Exercise brief = Repeat each record exactly. Any picture gets left out.

Records for this task =

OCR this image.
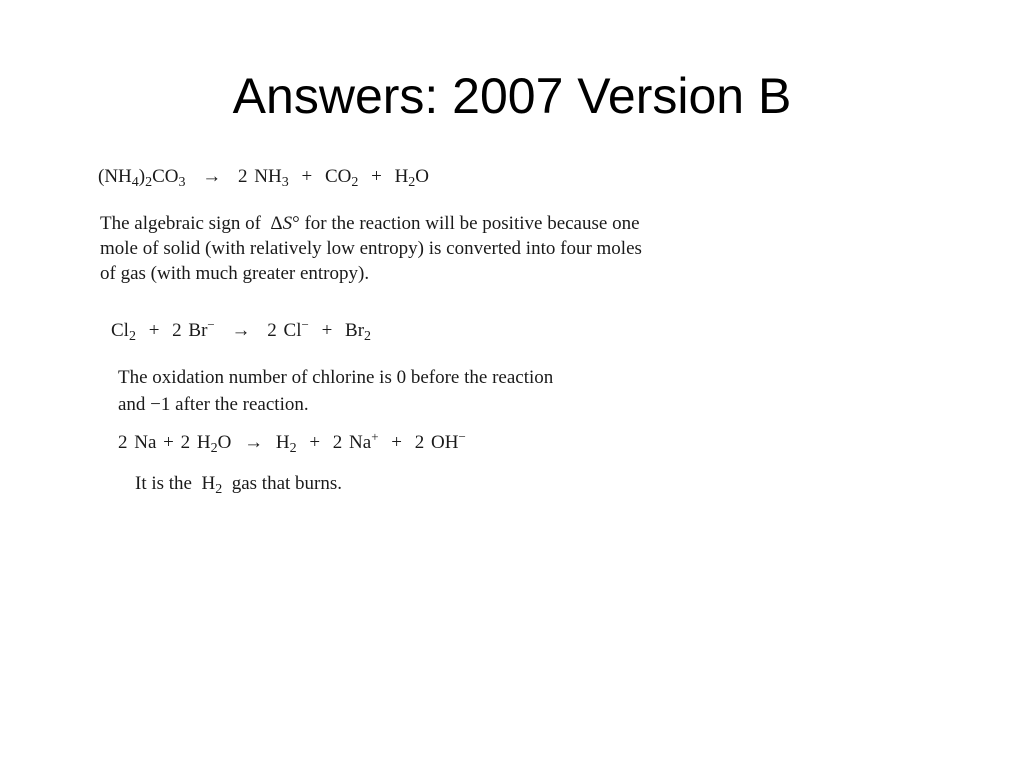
Answers: 2007 Version B
$(NH_4)_2CO_3 \to 2$ $NH_3 + CO_2 + H_2O$
The algebraic sign of ΔS° for the reaction will be positive because one
mole of solid (with relatively low entropy) is converted into four moles
of gas (with much greater entropy).
$Cl_2 + 2$ Br− → 2 $Cl^- + Br_2$
The oxidation number of chlorine is 0 before the reaction
and −1 after the reaction.
2 Na + 2 $H_2O \to H_2 + 2$ Na+ + 2 OH−
It is the $H_2$ gas that burns.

Finished task =
OCR this image.
Answers: 2007 Version B
$(NH_4)_2CO_3 \to 2$ $NH_3 + CO_2 + H_2O$
The algebraic sign of ΔS° for the reaction will be positive because one
mole of solid (with relatively low entropy) is converted into four moles
of gas (with much greater entropy).
$Cl_2 + 2$ Br− → 2 $Cl^- + Br_2$
The oxidation number of chlorine is 0 before the reaction
and −1 after the reaction.
2 Na + 2 $H_2O \to H_2 + 2$ Na+ + 2 OH−
It is the $H_2$ gas that burns.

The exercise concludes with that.